====== Supplied entries

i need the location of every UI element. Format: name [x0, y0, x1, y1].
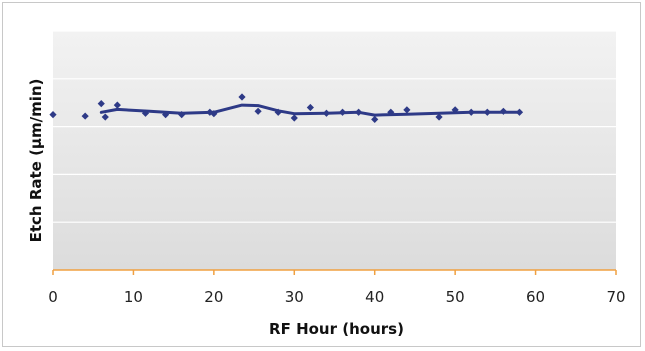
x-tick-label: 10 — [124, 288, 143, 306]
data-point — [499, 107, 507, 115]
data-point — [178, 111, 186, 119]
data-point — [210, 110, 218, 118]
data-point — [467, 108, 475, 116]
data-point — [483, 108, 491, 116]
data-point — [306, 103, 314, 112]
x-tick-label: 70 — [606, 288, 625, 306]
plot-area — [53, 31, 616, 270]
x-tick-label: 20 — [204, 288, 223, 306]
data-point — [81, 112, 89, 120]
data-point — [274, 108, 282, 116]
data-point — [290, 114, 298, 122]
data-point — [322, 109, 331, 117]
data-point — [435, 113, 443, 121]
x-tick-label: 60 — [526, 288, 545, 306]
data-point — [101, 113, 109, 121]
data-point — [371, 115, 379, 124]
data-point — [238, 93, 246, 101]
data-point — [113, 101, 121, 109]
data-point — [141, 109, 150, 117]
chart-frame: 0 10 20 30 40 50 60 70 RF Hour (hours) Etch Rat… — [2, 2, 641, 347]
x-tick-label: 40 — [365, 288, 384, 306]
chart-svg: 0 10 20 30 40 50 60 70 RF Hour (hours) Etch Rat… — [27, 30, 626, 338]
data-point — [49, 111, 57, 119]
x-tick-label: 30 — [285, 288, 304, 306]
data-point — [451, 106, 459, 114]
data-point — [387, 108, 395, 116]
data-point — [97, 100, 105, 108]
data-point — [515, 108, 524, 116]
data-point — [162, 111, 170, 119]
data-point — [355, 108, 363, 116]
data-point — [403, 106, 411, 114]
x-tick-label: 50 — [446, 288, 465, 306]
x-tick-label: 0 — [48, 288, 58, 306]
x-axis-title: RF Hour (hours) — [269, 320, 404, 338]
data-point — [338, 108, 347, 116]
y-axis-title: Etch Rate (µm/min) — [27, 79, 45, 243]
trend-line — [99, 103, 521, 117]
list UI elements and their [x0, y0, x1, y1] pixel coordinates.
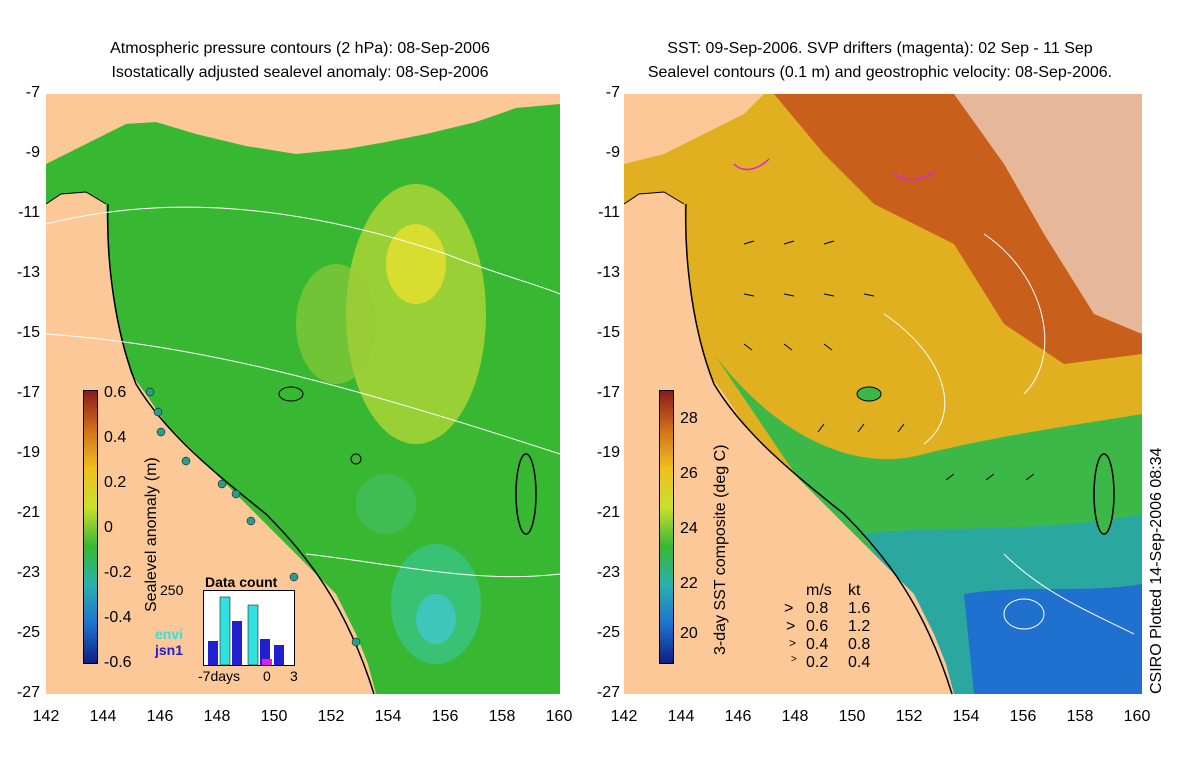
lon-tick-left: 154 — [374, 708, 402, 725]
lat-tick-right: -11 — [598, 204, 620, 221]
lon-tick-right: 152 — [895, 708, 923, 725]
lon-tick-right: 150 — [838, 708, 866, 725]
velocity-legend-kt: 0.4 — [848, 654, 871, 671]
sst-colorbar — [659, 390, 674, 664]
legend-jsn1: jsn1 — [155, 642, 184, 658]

============

Repeat all the rows above line for line, exactly as they appear, but leave out the pictures.

### Task output
i need the location of every UI element. Format: name [x0, y0, x1, y1].
x-tick-label: 10 — [124, 288, 143, 306]
data-point — [499, 107, 507, 115]
data-point — [178, 111, 186, 119]
data-point — [210, 110, 218, 118]
data-point — [467, 108, 475, 116]
data-point — [483, 108, 491, 116]
data-point — [306, 103, 314, 112]
x-tick-label: 70 — [606, 288, 625, 306]
plot-area — [53, 31, 616, 270]
x-tick-label: 20 — [204, 288, 223, 306]
data-point — [81, 112, 89, 120]
data-point — [274, 108, 282, 116]
data-point — [290, 114, 298, 122]
data-point — [322, 109, 331, 117]
data-point — [435, 113, 443, 121]
x-tick-label: 60 — [526, 288, 545, 306]
data-point — [101, 113, 109, 121]
data-point — [371, 115, 379, 124]
data-point — [238, 93, 246, 101]
data-point — [113, 101, 121, 109]
data-point — [141, 109, 150, 117]
chart-frame: 0 10 20 30 40 50 60 70 RF Hour (hours) Etch Rat… — [2, 2, 641, 347]
x-tick-label: 40 — [365, 288, 384, 306]
chart-svg: 0 10 20 30 40 50 60 70 RF Hour (hours) Etch Rat… — [27, 30, 626, 338]
data-point — [49, 111, 57, 119]
x-tick-label: 30 — [285, 288, 304, 306]
data-point — [451, 106, 459, 114]
data-point — [387, 108, 395, 116]
data-point — [97, 100, 105, 108]
data-point — [515, 108, 524, 116]
data-point — [162, 111, 170, 119]
data-point — [355, 108, 363, 116]
data-point — [403, 106, 411, 114]
x-tick-label: 50 — [446, 288, 465, 306]
x-tick-label: 0 — [48, 288, 58, 306]
x-axis-title: RF Hour (hours) — [269, 320, 404, 338]
data-point — [338, 108, 347, 116]
y-axis-title: Etch Rate (µm/min) — [27, 79, 45, 243]
trend-line — [99, 103, 521, 117]
list UI elements and their [x0, y0, x1, y1] pixel coordinates.
lon-tick-left: 154 — [374, 708, 402, 725]
lat-tick-right: -11 — [598, 204, 620, 221]
lon-tick-right: 152 — [895, 708, 923, 725]
lon-tick-right: 150 — [838, 708, 866, 725]
velocity-legend-kt: 0.4 — [848, 654, 871, 671]
sst-colorbar — [659, 390, 674, 664]
legend-jsn1: jsn1 — [155, 642, 184, 658]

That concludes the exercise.